## [WHAT TO PRODUCE]
Transcribe the listing in full, excluding any pictures.

───── PROVIDED RECORDS ─────

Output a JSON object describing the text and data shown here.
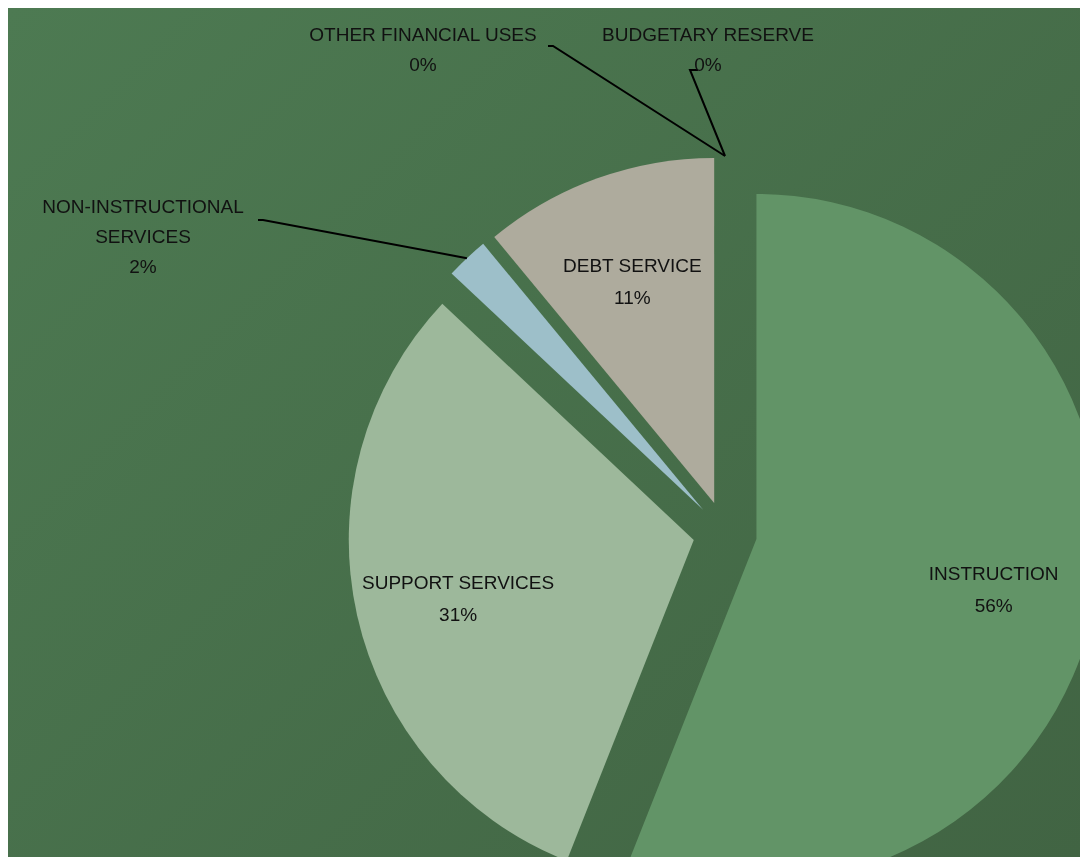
{
  "chart_data": {
    "type": "pie",
    "categories": [
      "INSTRUCTION",
      "SUPPORT SERVICES",
      "NON-INSTRUCTIONAL SERVICES",
      "DEBT SERVICE",
      "OTHER FINANCIAL USES",
      "BUDGETARY RESERVE"
    ],
    "values": [
      56,
      31,
      2,
      11,
      0,
      0
    ],
    "value_labels": [
      "56%",
      "31%",
      "2%",
      "11%",
      "0%",
      "0%"
    ],
    "colors": [
      "#629467",
      "#9db89b",
      "#9dbfc9",
      "#aeab9d",
      "#b8c4b0",
      "#e6b3a8"
    ]
  }
}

─────

## [CORRECT RESULT]
Output a JSON object describing the text and data shown here.
{
  "chart_data": {
    "type": "pie",
    "categories": [
      "INSTRUCTION",
      "SUPPORT SERVICES",
      "NON-INSTRUCTIONAL SERVICES",
      "DEBT SERVICE",
      "OTHER FINANCIAL USES",
      "BUDGETARY RESERVE"
    ],
    "values": [
      56,
      31,
      2,
      11,
      0,
      0
    ],
    "value_labels": [
      "56%",
      "31%",
      "2%",
      "11%",
      "0%",
      "0%"
    ],
    "colors": [
      "#629467",
      "#9db89b",
      "#9dbfc9",
      "#aeab9d",
      "#b8c4b0",
      "#e6b3a8"
    ]
  }
}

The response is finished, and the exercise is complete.